■ **WHAT THIS TASK INVOLVES**
Filter the listing and keep only the lines with the word "footer".

Records about charts and figures:
>>>

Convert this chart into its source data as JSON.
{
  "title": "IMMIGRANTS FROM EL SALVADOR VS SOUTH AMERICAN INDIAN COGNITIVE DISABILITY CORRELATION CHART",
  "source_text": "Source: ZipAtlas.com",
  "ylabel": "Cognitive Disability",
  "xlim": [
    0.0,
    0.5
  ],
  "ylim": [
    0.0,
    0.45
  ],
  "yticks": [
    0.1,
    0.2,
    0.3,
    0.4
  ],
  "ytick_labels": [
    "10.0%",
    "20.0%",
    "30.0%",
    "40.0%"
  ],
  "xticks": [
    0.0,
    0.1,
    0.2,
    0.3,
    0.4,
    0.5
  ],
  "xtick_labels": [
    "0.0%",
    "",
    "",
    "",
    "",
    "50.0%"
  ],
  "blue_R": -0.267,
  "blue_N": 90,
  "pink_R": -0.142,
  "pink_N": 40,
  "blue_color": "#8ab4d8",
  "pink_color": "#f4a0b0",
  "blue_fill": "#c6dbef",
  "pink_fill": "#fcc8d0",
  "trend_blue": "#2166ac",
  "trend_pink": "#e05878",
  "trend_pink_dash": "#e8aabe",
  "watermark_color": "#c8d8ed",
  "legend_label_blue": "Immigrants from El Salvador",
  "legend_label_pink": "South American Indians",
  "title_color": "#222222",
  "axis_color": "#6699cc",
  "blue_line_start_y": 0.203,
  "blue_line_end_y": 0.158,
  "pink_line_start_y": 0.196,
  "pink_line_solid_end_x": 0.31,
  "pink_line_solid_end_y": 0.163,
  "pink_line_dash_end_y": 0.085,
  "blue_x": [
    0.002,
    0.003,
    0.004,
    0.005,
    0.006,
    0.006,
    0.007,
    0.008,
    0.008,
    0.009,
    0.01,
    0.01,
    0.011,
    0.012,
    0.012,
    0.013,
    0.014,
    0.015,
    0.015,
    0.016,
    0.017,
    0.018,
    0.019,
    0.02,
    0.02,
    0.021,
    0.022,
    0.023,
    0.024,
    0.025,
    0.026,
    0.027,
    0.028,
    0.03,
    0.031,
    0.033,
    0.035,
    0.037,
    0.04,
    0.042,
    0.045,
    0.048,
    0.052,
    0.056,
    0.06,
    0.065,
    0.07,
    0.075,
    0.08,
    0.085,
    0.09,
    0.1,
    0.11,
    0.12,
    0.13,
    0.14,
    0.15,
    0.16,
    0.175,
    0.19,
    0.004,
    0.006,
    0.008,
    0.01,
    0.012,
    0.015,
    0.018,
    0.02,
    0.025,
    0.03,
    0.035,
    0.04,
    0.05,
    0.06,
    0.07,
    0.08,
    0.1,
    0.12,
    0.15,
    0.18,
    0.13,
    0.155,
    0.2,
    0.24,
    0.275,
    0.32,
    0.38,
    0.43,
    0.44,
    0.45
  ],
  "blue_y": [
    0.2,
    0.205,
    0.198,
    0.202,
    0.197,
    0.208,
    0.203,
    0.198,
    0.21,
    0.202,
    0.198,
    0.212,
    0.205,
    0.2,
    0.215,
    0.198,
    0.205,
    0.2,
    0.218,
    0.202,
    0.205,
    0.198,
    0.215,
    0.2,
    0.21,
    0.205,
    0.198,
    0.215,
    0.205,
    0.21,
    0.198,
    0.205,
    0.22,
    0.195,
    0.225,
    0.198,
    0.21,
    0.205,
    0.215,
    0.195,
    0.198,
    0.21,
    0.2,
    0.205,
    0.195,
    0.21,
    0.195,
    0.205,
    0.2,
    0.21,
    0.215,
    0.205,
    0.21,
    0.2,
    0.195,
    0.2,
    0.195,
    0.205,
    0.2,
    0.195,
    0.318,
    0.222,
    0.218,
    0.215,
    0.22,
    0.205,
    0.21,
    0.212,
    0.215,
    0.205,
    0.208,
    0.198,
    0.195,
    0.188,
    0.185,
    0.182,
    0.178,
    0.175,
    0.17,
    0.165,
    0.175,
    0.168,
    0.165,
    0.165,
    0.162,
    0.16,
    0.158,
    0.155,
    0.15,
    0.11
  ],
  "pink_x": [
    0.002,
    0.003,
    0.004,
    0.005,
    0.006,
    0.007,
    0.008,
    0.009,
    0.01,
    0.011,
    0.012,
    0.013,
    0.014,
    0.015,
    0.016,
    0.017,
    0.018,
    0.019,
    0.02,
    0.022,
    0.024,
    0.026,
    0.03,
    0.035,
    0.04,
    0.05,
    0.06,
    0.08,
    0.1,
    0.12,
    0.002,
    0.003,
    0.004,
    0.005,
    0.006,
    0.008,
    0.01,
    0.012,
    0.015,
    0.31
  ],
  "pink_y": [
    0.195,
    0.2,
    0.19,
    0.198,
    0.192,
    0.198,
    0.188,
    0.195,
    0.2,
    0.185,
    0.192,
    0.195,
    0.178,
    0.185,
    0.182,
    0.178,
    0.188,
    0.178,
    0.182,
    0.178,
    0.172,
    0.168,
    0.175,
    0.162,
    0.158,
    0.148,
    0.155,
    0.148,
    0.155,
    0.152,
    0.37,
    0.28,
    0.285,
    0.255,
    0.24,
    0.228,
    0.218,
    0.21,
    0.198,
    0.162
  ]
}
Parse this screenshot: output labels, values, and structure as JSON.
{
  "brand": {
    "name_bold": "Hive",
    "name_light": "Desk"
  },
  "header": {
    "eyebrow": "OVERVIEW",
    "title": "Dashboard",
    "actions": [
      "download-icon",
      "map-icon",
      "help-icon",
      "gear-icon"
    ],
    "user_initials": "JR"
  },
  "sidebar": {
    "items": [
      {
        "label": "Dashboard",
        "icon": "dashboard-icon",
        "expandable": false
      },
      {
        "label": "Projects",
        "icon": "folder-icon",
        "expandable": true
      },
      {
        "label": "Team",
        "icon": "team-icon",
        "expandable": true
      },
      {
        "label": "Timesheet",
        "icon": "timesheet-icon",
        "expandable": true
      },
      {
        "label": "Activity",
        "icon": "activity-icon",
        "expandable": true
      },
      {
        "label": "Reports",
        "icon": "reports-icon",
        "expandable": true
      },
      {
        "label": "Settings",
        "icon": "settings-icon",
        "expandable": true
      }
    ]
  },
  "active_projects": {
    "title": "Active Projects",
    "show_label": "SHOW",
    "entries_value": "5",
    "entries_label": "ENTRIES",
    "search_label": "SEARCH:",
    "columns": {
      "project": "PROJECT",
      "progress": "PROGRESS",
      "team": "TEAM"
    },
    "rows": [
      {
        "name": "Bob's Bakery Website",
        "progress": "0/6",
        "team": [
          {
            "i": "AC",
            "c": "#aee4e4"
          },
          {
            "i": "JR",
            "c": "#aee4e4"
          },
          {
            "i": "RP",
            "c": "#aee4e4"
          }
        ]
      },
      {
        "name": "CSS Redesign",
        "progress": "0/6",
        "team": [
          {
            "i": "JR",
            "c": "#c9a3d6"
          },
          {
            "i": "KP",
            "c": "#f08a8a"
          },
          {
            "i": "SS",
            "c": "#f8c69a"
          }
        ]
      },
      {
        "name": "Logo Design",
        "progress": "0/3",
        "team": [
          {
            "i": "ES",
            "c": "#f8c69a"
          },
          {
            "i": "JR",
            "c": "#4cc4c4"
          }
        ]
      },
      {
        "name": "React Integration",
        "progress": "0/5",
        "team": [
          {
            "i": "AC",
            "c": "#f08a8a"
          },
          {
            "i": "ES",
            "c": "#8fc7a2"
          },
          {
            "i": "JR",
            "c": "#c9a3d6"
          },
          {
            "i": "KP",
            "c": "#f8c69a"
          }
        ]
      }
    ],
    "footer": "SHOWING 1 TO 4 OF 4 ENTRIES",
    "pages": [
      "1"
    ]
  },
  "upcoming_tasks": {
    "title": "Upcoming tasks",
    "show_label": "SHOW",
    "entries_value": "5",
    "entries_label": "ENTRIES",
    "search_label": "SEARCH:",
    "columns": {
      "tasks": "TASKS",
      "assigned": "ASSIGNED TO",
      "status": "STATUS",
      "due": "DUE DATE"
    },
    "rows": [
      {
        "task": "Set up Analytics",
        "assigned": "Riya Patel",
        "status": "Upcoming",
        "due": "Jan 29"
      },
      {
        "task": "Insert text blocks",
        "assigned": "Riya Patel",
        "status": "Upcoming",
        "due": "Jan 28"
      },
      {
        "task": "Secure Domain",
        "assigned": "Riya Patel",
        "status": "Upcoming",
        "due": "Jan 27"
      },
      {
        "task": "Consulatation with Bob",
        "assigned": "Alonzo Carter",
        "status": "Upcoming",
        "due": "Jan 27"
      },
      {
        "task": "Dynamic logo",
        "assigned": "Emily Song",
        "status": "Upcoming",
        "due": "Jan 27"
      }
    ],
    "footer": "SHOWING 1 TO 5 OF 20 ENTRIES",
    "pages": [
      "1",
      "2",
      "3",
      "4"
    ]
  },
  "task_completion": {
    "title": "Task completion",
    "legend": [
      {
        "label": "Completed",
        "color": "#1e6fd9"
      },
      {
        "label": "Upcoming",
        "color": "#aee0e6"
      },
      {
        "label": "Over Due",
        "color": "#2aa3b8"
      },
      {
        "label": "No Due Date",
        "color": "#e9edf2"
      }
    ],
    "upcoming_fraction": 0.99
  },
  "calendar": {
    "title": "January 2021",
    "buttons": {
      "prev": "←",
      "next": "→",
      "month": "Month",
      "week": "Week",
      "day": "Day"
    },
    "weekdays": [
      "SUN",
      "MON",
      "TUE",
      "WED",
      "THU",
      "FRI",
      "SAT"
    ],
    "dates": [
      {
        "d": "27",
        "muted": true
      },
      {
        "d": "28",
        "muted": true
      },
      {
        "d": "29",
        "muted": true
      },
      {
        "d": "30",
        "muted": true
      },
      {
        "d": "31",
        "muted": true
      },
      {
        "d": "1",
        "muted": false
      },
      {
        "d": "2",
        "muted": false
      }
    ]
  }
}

<<<

■ **WRITTEN ANSWER**
    "footer": "SHOWING 1 TO 4 OF 4 ENTRIES",
    "footer": "SHOWING 1 TO 5 OF 20 ENTRIES",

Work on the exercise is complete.